# Set exercise:
Filter the listing and keep only the lines with the word "MAYOR".

=====

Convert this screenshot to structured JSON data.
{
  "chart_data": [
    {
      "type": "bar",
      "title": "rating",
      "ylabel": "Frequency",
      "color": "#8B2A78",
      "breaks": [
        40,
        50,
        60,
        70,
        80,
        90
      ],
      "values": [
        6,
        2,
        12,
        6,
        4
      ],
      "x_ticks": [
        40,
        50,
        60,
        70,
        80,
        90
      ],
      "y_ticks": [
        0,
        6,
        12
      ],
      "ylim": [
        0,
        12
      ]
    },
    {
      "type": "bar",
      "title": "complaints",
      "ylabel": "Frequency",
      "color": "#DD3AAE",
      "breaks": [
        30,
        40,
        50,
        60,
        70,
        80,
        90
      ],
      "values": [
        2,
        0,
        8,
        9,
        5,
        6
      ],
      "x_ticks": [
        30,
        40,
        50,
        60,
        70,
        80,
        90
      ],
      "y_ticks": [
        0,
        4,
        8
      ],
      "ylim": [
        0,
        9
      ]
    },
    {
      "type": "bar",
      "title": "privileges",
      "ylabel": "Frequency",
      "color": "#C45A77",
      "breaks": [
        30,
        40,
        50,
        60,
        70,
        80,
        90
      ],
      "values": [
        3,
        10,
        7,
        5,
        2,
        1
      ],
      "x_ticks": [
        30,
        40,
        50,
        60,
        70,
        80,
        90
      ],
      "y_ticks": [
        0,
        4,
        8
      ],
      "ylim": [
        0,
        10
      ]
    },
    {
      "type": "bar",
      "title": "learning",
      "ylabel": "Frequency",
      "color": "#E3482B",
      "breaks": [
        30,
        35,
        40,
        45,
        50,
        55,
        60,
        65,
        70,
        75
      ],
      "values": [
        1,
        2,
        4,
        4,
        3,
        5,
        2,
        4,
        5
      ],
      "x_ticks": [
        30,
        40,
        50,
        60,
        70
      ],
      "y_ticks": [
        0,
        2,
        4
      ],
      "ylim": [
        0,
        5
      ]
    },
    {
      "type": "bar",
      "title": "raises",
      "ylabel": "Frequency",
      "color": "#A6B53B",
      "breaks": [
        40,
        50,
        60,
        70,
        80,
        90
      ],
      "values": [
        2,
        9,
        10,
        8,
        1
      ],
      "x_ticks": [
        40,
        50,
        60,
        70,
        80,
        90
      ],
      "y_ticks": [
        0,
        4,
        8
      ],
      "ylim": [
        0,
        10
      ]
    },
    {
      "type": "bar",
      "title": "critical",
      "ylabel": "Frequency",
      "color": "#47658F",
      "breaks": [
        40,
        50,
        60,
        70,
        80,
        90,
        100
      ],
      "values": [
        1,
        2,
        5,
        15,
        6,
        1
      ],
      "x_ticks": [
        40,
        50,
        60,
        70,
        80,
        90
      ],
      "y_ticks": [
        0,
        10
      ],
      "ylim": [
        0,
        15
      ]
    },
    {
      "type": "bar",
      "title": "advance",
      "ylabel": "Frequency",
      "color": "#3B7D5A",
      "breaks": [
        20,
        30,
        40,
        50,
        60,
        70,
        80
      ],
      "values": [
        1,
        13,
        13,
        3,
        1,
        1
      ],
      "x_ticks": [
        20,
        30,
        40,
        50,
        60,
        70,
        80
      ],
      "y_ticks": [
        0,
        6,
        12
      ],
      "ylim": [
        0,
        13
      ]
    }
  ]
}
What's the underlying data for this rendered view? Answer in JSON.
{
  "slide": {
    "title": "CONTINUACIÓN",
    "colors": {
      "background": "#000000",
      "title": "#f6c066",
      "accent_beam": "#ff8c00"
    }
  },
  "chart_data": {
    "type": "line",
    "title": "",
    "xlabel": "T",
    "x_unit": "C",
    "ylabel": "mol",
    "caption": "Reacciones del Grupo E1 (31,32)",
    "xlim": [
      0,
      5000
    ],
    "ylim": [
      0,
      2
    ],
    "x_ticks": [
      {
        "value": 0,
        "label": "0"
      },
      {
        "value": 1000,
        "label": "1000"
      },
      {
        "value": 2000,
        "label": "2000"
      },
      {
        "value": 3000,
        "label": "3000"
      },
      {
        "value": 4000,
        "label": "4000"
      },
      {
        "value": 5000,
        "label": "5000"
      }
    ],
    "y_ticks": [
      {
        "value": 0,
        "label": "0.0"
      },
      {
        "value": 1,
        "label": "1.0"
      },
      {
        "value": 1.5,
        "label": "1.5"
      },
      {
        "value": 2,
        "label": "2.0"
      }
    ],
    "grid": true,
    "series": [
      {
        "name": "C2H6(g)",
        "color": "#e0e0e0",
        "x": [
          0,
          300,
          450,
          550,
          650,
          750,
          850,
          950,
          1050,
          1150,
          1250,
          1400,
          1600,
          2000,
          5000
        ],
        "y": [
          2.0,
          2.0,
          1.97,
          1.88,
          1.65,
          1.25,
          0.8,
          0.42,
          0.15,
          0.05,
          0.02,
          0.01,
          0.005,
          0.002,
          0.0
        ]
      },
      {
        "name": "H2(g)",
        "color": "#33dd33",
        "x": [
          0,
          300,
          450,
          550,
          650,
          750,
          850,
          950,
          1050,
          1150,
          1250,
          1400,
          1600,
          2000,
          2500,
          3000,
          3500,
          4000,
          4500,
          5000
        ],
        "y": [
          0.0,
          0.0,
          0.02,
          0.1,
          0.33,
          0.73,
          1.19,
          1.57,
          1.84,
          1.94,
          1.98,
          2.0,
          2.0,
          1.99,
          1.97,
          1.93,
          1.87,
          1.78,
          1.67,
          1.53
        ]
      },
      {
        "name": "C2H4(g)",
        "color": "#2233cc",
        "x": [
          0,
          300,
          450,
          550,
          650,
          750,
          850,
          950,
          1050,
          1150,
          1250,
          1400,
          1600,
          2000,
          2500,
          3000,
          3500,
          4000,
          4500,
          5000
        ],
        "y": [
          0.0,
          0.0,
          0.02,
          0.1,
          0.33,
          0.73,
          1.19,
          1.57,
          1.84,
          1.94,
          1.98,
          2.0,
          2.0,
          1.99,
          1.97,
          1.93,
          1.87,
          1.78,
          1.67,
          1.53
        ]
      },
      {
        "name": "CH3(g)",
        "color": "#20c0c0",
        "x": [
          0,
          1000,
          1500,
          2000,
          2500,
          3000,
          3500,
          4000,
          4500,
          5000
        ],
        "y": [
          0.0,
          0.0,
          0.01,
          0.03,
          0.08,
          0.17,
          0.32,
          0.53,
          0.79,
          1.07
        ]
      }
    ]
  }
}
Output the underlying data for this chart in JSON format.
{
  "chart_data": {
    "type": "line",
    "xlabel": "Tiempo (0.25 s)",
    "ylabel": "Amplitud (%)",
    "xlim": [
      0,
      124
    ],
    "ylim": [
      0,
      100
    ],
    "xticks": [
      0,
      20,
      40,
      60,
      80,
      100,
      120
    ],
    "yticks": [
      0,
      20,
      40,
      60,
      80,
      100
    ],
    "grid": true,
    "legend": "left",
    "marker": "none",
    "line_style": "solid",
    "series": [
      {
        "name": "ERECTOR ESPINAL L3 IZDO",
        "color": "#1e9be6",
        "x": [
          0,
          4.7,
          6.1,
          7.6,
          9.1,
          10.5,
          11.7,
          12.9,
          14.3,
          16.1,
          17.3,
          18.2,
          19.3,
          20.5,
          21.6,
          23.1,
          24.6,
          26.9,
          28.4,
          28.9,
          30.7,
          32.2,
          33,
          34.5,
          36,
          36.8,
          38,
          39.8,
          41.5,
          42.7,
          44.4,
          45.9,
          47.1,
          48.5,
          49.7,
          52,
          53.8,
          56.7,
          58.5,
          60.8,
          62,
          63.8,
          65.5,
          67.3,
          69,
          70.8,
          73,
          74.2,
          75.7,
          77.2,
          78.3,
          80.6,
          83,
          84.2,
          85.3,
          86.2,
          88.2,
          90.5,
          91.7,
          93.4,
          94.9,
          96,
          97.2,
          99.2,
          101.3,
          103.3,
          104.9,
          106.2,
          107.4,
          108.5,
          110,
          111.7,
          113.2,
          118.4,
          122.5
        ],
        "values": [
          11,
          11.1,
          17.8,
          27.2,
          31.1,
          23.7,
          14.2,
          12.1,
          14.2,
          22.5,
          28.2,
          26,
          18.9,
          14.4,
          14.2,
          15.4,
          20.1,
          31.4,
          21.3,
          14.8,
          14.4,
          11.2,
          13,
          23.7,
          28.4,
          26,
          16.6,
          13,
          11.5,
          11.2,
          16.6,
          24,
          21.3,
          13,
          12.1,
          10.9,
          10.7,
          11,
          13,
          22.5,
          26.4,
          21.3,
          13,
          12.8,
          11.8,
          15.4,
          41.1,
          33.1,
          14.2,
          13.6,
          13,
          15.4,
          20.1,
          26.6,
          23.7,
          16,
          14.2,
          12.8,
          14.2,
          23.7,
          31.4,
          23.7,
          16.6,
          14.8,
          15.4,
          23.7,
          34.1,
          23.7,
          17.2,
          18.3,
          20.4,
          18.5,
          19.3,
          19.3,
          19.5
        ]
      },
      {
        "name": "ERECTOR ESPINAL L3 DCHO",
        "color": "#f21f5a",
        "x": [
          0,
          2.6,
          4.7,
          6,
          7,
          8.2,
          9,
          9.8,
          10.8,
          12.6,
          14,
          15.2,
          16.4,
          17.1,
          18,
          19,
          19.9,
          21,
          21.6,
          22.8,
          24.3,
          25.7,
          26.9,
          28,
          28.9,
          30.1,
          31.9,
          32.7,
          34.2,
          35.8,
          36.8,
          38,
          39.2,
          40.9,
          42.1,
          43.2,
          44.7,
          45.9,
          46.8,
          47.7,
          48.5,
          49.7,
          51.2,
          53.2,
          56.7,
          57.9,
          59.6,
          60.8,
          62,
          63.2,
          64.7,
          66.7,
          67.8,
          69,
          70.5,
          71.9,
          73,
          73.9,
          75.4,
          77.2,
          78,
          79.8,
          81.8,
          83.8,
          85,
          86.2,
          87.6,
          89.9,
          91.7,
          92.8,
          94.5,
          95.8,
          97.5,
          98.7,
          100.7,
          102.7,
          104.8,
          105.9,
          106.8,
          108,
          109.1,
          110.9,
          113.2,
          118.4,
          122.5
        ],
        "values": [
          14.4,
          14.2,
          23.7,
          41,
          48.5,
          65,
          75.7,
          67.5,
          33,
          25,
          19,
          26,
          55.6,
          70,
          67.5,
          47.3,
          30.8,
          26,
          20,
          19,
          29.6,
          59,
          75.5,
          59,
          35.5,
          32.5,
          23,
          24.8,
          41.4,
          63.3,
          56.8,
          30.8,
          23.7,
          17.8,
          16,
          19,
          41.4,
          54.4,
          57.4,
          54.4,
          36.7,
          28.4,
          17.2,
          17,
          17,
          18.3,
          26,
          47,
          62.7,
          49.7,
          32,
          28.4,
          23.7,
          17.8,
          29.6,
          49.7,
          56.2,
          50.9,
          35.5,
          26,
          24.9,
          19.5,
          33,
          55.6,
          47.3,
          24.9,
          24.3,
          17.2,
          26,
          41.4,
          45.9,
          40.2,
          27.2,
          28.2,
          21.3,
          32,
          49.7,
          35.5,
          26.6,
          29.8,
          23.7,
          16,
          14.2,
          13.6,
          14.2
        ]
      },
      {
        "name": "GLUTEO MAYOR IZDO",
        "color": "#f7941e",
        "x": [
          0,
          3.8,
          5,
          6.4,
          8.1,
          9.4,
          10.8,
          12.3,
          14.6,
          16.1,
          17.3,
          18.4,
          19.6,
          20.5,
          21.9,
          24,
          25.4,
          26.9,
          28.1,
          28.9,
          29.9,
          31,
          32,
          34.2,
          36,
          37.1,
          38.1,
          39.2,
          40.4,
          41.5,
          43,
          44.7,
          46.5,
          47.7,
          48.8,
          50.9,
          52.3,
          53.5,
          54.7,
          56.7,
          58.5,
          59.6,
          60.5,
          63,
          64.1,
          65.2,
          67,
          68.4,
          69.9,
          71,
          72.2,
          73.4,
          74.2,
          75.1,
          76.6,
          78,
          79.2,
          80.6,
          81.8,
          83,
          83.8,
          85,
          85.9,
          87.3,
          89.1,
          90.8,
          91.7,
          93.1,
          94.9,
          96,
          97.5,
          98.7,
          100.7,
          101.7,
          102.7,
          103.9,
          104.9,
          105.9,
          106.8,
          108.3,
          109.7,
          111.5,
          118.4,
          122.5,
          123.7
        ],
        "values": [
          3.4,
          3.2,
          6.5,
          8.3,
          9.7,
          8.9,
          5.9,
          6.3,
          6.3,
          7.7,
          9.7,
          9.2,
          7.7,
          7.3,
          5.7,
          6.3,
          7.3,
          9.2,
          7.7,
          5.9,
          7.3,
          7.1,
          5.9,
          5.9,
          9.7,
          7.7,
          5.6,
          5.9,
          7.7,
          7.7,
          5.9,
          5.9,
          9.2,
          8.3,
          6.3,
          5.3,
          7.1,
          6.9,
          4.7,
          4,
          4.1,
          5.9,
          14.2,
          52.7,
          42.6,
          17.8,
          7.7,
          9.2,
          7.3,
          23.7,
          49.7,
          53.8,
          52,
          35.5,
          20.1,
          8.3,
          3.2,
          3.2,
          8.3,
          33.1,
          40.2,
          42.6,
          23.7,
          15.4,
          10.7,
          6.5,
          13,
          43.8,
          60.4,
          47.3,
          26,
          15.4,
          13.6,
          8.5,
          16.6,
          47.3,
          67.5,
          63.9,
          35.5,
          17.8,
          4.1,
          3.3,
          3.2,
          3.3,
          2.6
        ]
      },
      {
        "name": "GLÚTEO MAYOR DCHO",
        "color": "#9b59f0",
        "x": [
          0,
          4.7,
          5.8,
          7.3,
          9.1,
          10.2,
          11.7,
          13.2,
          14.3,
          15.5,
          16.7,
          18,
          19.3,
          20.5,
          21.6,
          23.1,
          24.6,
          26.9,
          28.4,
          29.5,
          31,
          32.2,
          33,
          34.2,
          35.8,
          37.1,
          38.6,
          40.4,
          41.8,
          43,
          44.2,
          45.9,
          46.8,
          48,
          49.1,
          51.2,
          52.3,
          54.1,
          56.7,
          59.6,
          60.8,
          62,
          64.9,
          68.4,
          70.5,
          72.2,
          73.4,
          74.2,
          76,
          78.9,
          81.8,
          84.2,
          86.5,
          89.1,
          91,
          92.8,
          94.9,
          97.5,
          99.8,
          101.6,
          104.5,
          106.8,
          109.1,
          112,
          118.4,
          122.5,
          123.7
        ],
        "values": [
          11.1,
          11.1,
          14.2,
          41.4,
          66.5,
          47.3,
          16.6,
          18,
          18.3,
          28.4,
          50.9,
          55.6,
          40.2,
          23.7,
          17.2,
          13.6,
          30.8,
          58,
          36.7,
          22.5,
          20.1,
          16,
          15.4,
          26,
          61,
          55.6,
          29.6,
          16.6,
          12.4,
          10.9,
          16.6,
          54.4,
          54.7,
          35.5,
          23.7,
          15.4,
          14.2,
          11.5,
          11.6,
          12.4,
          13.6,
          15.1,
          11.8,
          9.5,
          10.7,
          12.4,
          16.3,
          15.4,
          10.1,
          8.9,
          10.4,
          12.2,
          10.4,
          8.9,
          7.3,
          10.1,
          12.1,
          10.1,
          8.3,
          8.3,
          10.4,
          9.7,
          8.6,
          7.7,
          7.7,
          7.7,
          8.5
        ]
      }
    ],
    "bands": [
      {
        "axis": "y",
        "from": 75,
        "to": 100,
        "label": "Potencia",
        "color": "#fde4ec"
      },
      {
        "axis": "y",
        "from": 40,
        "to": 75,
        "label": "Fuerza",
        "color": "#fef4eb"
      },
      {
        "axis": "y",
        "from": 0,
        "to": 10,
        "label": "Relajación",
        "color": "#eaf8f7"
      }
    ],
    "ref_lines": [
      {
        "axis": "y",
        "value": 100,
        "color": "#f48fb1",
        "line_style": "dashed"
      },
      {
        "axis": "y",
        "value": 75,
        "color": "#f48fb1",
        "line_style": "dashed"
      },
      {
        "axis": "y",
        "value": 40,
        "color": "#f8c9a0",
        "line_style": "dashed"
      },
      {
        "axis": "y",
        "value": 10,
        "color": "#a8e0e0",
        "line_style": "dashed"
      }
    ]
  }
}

=====

# Answer to the task:
        "name": "GLUTEO MAYOR IZDO",
        "name": "GLÚTEO MAYOR DCHO",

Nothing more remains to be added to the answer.